## [Given task]
Extend the essay below about teaching a travel writing class and returning from a sabbatical, picking up right after its last sentence.

## [Extracted text]
Stranger in a strange land

Lessons I brought home from my sabbatical’s 20-country adventure

Erica Plouffe Lazure
April 25, 2024

Boston Logan airport Terminal E, waiting on my flight to Munich for spring break, I think about the seniors in my travel writing class, who have spent the past few weeks plotting adventures to far-flung destinations like Chile, Sri Lanka and the Maldives. The final project for ENG583: Stranger in a Strange Land invites each student to design a journey to anywhere in the world, with little more than $2,000, a travel buddy and a plane ticket. As I listened to them presenting their big plans during the last week of winter term, I recalled the adventure I’d recently taken for my own sabbatical, and I felt inspired all over again.

In the seven years I’ve taught this English elective about travel writing, ethics and privilege, my students’ plans have included bike riding through Laos, skiing in North Korea and taste-testing jollof rice in Ghana. Some have opted to hike in Patagonia, caravan through Namibia, or visit the still-radioactive remains of Chernobyl. As they figure out their (imagined) itineraries, they learn how to set a budget, consider travel logistics and account for safety factors, visa requirements and other limitations. They teach each other by presenting their findings, enticing us to put new destinations on our collective bucket list.

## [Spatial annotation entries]
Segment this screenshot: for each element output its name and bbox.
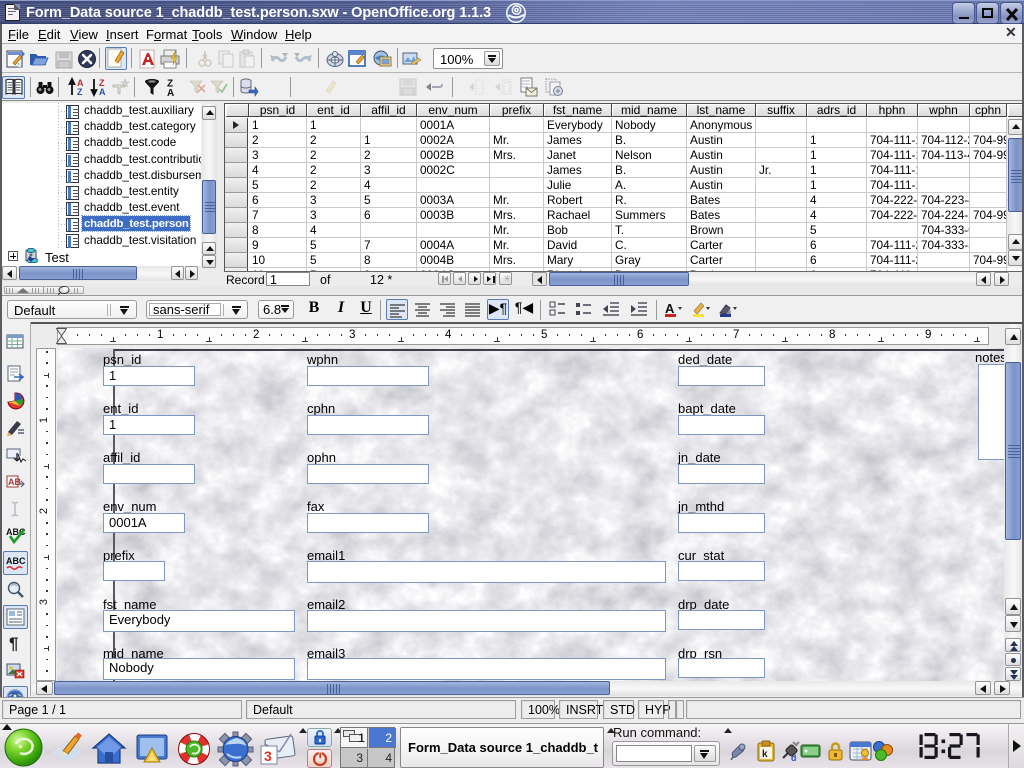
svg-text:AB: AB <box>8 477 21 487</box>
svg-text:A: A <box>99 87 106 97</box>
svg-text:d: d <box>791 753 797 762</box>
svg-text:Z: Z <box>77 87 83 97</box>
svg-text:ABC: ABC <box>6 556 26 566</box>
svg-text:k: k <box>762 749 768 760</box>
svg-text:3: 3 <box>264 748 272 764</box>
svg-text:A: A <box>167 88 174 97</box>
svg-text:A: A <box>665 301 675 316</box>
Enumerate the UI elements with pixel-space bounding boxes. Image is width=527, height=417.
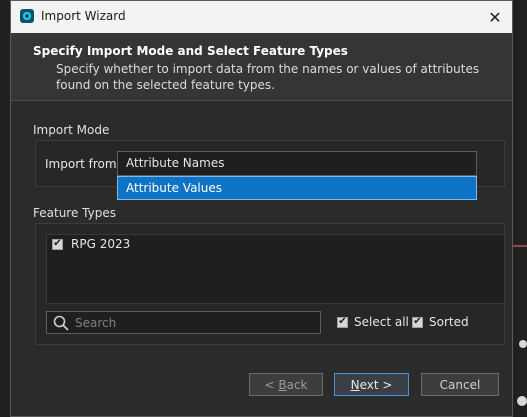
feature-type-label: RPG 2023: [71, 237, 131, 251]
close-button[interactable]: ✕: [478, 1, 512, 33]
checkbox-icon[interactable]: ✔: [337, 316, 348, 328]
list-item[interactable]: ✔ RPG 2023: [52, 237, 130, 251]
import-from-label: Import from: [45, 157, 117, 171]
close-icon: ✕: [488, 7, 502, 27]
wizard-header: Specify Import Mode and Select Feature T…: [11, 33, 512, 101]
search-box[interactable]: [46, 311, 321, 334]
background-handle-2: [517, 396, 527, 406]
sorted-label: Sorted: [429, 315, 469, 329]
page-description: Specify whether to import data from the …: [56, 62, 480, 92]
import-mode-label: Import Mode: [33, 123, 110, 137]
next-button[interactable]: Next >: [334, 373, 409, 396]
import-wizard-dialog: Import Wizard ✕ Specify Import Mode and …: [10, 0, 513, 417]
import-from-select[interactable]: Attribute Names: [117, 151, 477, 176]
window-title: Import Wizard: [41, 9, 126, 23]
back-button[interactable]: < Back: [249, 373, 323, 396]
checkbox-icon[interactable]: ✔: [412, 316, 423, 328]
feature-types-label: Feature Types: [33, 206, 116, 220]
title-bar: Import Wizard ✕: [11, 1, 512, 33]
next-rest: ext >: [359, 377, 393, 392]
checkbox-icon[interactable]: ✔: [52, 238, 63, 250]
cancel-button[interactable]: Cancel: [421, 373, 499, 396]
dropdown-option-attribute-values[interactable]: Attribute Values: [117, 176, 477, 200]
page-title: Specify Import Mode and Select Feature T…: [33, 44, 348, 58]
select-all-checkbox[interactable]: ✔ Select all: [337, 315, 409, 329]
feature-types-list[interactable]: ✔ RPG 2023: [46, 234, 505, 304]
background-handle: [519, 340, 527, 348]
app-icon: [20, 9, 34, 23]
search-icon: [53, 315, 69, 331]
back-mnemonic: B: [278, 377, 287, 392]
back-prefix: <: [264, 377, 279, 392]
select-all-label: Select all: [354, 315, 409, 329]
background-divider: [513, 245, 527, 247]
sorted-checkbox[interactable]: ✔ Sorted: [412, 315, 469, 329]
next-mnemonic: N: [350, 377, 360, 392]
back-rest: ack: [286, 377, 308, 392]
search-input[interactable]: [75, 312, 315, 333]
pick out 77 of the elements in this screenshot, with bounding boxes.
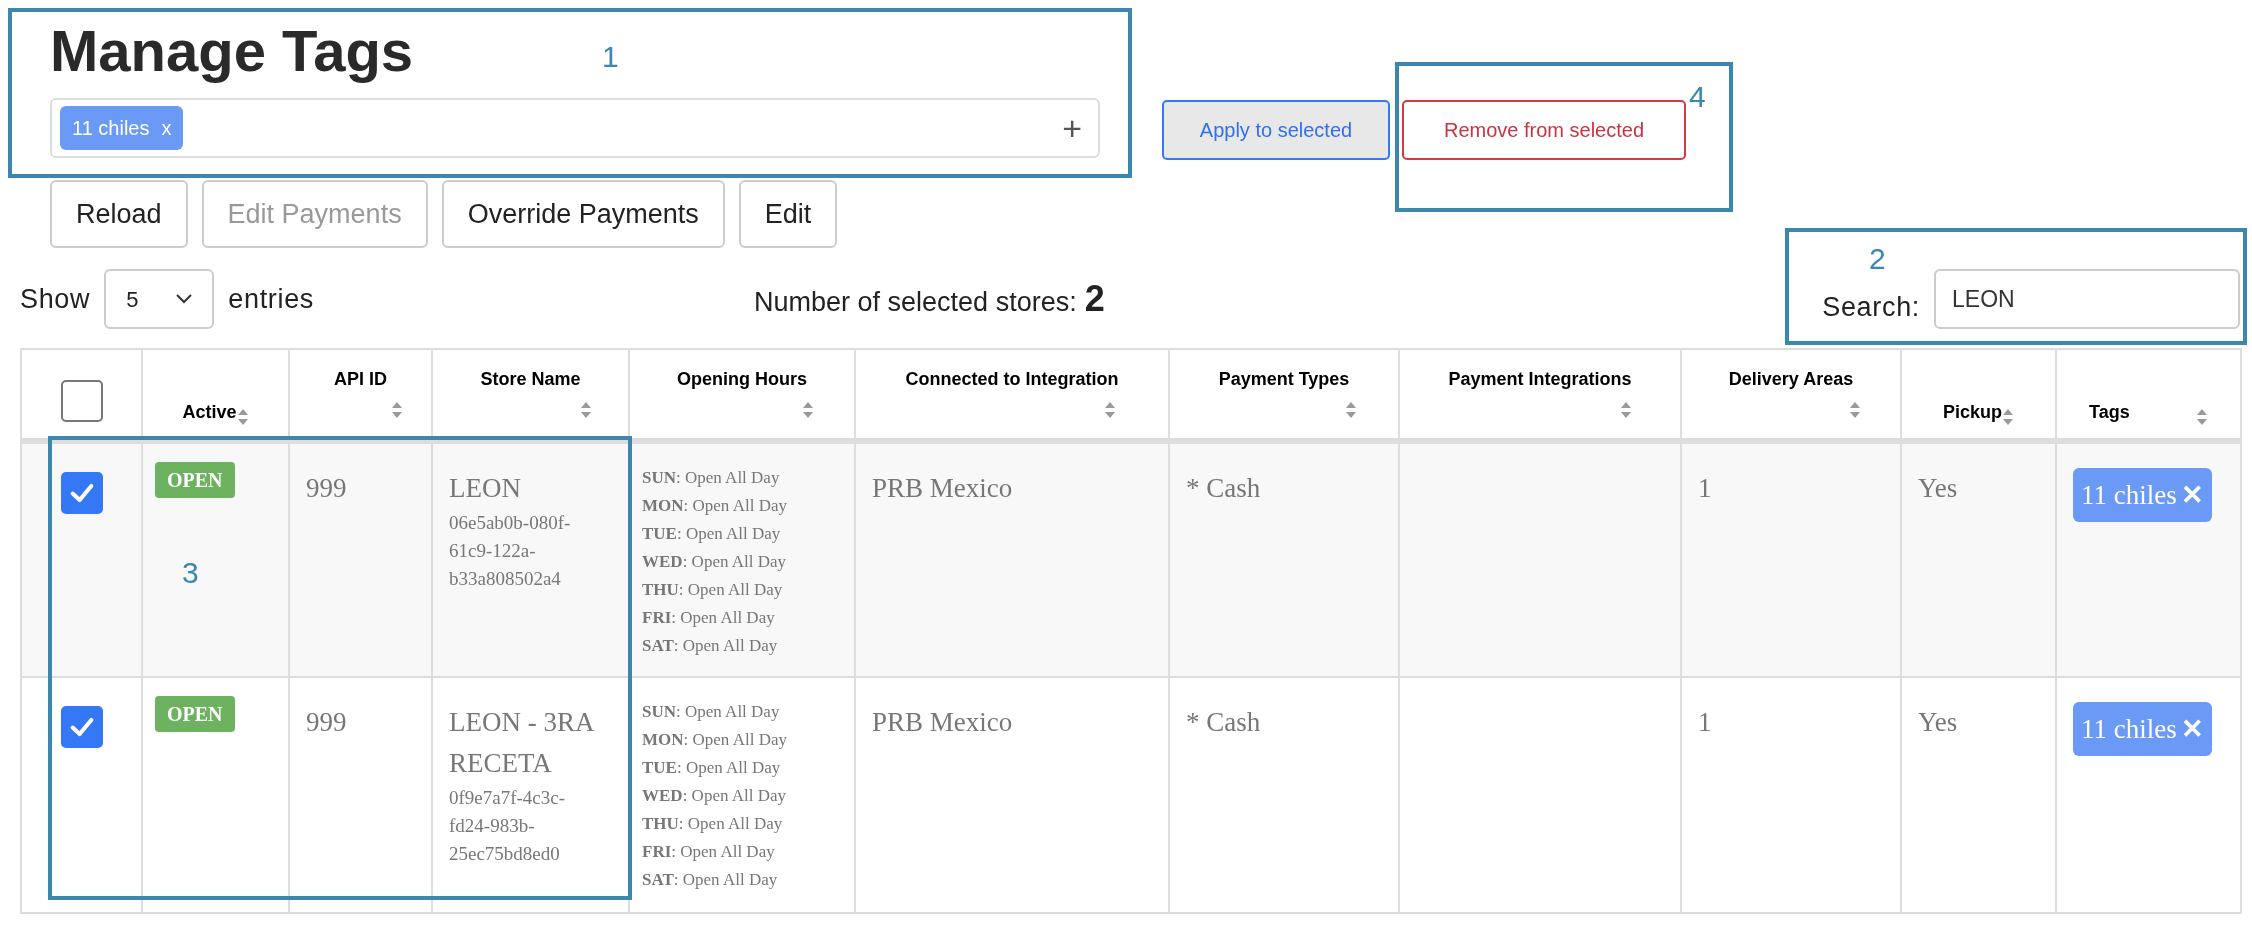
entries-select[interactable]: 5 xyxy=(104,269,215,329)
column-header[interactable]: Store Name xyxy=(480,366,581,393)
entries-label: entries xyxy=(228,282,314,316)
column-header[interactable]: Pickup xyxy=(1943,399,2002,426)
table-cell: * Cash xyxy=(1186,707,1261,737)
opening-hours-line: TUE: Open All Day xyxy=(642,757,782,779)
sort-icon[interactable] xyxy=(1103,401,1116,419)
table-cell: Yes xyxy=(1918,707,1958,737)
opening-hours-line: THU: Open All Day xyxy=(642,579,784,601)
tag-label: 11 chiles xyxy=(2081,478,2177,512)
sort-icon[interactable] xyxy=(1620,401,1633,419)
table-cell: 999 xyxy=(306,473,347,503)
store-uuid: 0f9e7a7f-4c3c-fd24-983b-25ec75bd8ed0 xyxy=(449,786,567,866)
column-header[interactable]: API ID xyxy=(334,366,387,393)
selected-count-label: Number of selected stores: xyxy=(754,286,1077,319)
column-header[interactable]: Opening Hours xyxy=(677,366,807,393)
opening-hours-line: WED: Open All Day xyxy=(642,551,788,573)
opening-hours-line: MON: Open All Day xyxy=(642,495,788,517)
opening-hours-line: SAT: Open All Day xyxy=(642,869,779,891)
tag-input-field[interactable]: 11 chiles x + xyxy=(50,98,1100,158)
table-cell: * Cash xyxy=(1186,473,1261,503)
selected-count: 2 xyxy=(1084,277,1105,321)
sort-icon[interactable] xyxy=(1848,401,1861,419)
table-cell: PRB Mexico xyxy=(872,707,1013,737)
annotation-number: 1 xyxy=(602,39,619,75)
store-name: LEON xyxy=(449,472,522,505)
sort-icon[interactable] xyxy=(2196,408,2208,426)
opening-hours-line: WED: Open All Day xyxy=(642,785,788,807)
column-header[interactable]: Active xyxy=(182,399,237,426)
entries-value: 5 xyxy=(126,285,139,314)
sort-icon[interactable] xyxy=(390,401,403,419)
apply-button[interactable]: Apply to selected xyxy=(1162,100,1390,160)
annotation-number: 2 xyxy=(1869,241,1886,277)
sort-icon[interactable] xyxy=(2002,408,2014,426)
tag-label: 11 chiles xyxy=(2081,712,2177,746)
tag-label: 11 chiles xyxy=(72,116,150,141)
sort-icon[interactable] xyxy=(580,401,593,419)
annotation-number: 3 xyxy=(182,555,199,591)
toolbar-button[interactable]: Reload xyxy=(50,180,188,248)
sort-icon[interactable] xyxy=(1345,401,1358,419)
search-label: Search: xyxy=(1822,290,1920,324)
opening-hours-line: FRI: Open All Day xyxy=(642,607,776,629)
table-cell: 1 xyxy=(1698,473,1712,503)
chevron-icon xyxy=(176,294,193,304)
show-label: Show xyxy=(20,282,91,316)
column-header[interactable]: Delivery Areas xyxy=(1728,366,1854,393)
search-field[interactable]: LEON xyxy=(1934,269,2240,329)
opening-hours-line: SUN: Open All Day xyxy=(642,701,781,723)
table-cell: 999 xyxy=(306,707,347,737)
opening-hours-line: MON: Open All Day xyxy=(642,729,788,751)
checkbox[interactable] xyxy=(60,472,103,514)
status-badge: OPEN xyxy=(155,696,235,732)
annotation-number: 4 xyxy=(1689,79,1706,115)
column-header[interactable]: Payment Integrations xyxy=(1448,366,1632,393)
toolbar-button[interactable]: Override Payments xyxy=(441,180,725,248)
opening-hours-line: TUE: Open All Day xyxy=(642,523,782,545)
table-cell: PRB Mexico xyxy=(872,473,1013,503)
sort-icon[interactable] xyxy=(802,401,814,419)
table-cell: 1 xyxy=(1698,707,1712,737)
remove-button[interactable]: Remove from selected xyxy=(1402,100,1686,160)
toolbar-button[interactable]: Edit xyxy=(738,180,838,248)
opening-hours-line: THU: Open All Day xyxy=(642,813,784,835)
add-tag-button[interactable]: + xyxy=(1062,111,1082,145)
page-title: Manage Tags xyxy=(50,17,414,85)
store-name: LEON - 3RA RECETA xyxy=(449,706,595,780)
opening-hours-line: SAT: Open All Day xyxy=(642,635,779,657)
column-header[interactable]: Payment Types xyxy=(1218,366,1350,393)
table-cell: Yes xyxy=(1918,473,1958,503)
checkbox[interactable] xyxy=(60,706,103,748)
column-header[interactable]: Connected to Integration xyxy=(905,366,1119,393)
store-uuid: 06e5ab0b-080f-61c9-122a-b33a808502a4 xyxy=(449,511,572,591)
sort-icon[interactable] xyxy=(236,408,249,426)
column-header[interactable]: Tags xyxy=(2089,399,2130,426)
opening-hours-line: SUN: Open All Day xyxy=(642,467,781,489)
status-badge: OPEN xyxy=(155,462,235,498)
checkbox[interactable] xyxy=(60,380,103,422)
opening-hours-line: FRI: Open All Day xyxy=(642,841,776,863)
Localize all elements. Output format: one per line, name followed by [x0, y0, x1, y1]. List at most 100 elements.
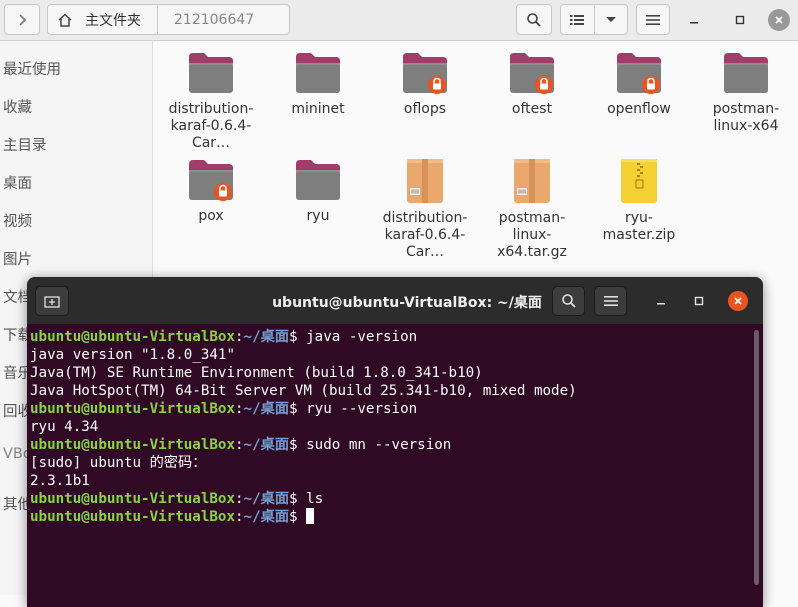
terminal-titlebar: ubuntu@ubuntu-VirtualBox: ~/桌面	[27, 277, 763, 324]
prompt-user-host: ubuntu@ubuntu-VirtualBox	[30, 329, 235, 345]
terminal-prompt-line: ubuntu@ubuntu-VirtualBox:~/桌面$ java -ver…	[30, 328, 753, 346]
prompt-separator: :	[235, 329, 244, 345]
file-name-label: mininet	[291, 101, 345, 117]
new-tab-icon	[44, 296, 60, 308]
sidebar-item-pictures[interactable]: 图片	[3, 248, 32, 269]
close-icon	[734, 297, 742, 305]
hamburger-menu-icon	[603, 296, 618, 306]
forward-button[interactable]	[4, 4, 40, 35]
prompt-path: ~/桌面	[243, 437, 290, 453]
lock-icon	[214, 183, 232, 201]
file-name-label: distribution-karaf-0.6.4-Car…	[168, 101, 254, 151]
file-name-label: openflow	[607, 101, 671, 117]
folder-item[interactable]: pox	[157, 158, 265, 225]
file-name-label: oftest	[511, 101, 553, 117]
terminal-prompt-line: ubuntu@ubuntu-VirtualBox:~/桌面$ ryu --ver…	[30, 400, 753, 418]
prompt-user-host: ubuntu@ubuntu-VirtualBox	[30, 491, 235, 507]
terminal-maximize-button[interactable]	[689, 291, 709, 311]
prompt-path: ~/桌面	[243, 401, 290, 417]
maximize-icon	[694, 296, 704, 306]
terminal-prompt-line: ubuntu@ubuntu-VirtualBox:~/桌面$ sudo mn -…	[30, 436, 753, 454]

## [Answer]
During our planning stages, I always remind my students about the relationship between what you value and how you spend your money. “When you’re paying your own way, you’ll find out pretty quickly what you value most,” I tell them. And the narratives they develop, based on whom they’re bringing, what they’re doing and what they value, never fail to entertain, and inspire: One student, impassioned by lemurs, sought to study them in Madagascar, while another opted to go to London, rent a chauffeured Rolls-Royce and spend a night at the Ritz. Another wanted to see for herself the so-called “snow monsters” in Mount Zao, Japan, while another let a random country generator decide that he’d plan a trip to Azerbaijan.

Beyond the immersive engagement and creativity in these trips, what I love most about this project is its capacity to give our students the tools and knowledge for turning their dreams into reality. How do you turn a “maybe, someday” idea into an actual plan?

It’s no wonder, then, that my students inspired my sabbatical in spring 2023, as I endeavored to realize my “maybe, someday” dream to travel around the world. I had experienced the benefits of traveling with colleagues while visiting different schools and regions of China in 2012; I had spent 2015 teaching English at School Year Abroad in Viterbo, Italy; and I had just returned from chaperoning the Stratford, UK, program in the fall.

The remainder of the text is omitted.